* _Document text_
The Use of Computerised Accounting Systems in Small Business A paper for the Small Enterprise Association of Australia and New Zealand 16th Annual Conference, Ballarat, 28 Sept-1 Oct, 2003.
Ass. Prof. John Breen
Associate Professor and Head of School Email: John.Breen@vu.edu.au
Dr. Nick Sciulli
Senior Lecturer – Accounting
Lecturer - Accounting
Victoria University School of Accounting and Finance PO Box 14428 Melbourne City Mail Centre 8001
Abstract This paper is based on a research project which was designed to investigate small business usage of a computerised accounting system (CAS) to ascertain if there are obstacles that prevent small businesses from migrating to such a system. Two groups of small businesses are surveyed. Those that currently use a CAS and those that do not. The purpose of this comparison is to determine what were the major influences in their decision to use or not use accounting software for their business. A secondary objective was to learn more about the influence and role (if any) played by their accountant in their decision. The development of an understanding of the obstacles that inhibit the use of a CAS will be useful in the building of strategies to encourage greater efficiency in small business record keeping.

* _Complete the following_
[a] In the paper on computerized accounting in small business, what is the secondary objective of the research?
[b] Write the next part of the paper on computerized accounting systems in small business, picking up right after its abstract.
The data that comes next is from a different source.

* _Record excerpts_
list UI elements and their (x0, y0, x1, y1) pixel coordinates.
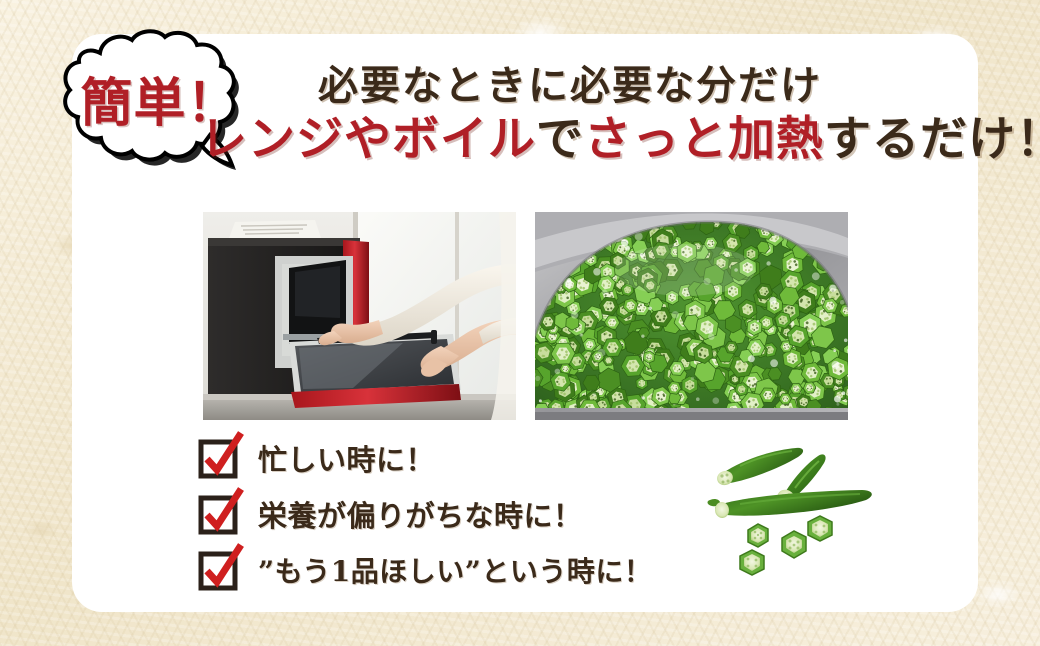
okra-slice-1 (748, 524, 768, 547)
okra-slice-4 (740, 550, 764, 575)
okra-slice-3 (808, 516, 832, 541)
headline-seg-renji: レンジやボイル (200, 112, 536, 167)
okra-pods-and-slices-illustration (700, 438, 915, 588)
list-item-label: 栄養が偏りがちな時に！ (258, 493, 583, 535)
list-item: 忙しい時に！ (200, 432, 720, 484)
okra-pod-1 (715, 448, 803, 487)
headline-seg-kanetsu: 加熱 (728, 112, 824, 167)
headline-line-2: レンジやボイルでさっと加熱するだけ！ (200, 116, 940, 163)
okra-pod-3 (708, 490, 872, 519)
promo-banner: 簡単！ 必要なときに必要な分だけ レンジやボイルでさっと加熱するだけ！ (0, 0, 1040, 646)
checked-box-icon (200, 495, 238, 533)
list-item: 栄養が偏りがちな時に！ (200, 488, 720, 540)
checked-box-icon (200, 551, 238, 589)
headline: 必要なときに必要な分だけ レンジやボイルでさっと加熱するだけ！ (200, 66, 940, 163)
microwave-oven-photo (203, 212, 516, 420)
benefit-checklist: 忙しい時に！ 栄養が偏りがちな時に！ ”もう1品ほしい”という時に！ (200, 432, 720, 600)
okra-slice-2 (782, 531, 806, 558)
checked-box-icon (200, 439, 238, 477)
headline-line-1: 必要なときに必要な分だけ (200, 66, 940, 106)
list-item-label: ”もう1品ほしい”という時に！ (258, 550, 652, 590)
boiling-okra-photo (535, 212, 848, 420)
list-item: ”もう1品ほしい”という時に！ (200, 544, 720, 596)
headline-seg-satto: さっと (584, 112, 728, 167)
headline-seg-de: で (536, 112, 584, 167)
list-item-label: 忙しい時に！ (258, 437, 435, 479)
headline-seg-surudake: するだけ！ (824, 112, 1040, 167)
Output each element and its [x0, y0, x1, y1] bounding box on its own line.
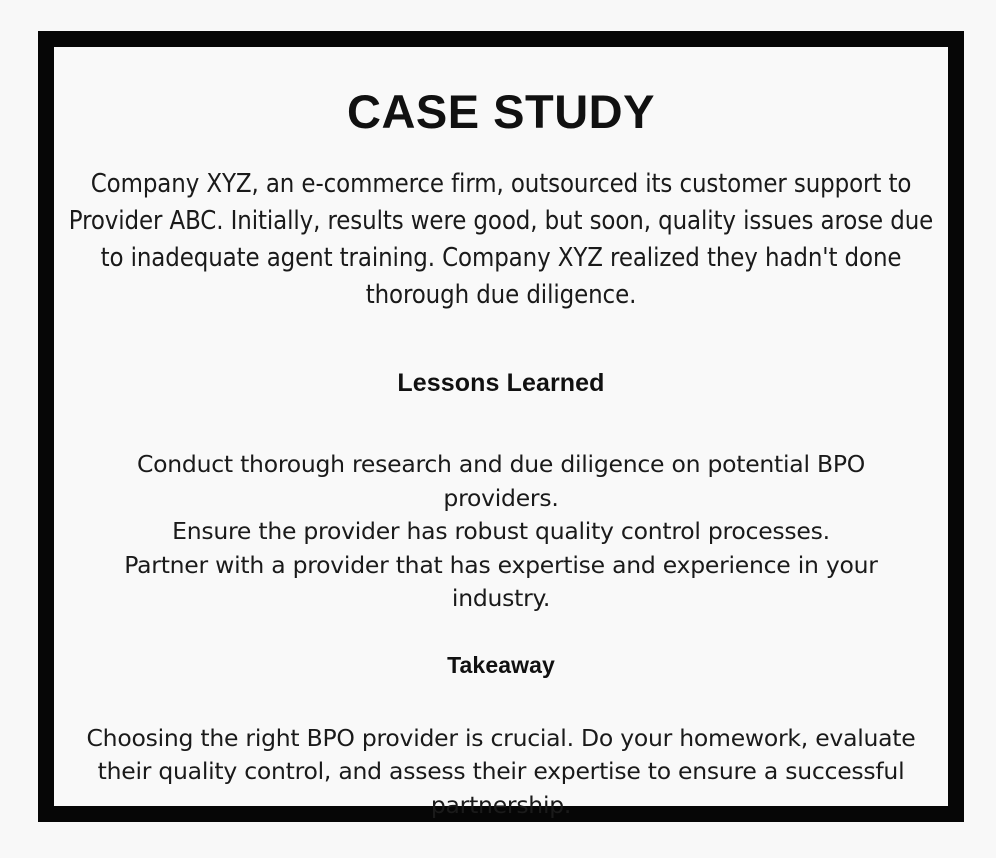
list-item: Partner with a provider that has experti… [81, 549, 921, 616]
takeaway-paragraph: Choosing the right BPO provider is cruci… [81, 722, 921, 823]
intro-paragraph: Company XYZ, an e-commerce firm, outsour… [68, 166, 934, 314]
page-title: CASE STUDY [347, 87, 655, 138]
takeaway-heading: Takeaway [447, 652, 555, 679]
lessons-learned-list: Conduct thorough research and due dilige… [81, 448, 921, 616]
list-item: Ensure the provider has robust quality c… [81, 515, 921, 549]
card-content-area: CASE STUDY Company XYZ, an e-commerce fi… [54, 47, 948, 806]
case-study-card: CASE STUDY Company XYZ, an e-commerce fi… [38, 31, 964, 822]
lessons-learned-heading: Lessons Learned [397, 369, 604, 398]
list-item: Conduct thorough research and due dilige… [81, 448, 921, 515]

* _Answers by task_
[a] To learn more about the influence and role, if any, played by the businesses' accountant in their decision to use or not use accounting software.

[b]
Hosted by University of Ballarat, Ballarat, Australia
16th Annual Conference of Small Enterprise Association of Australia and New Zealand, 28 September – 1 October 2003
1. Introduction The traditional view of small business record keeping suggests that it is paper based and filed in a shoe box until such time that it is placed in the hands of the accountant for the preparation of the annual taxation return. Over the years the accounting profession and small business training providers have been trying to change the approach to record keeping adopted by small business operators, with a view to them holding better records and ultimately improving the management of their business. With the introduction of lower-cost and more user-friendly computerised accounting systems (CAS) there appears to be fewer obstacles to improved record keeping practices. This paper reports on the findings of a study that investigated small business usage of CAS. It begins with a review of the literature on the adoption of Information Technology (IT) and then considers the findings of the study in the context of the adoption factors identified. It concludes with a discussion of the issues that are associated with the usage of CAS and provides some direction for those organisations involved in advising small business operators about their record keeping.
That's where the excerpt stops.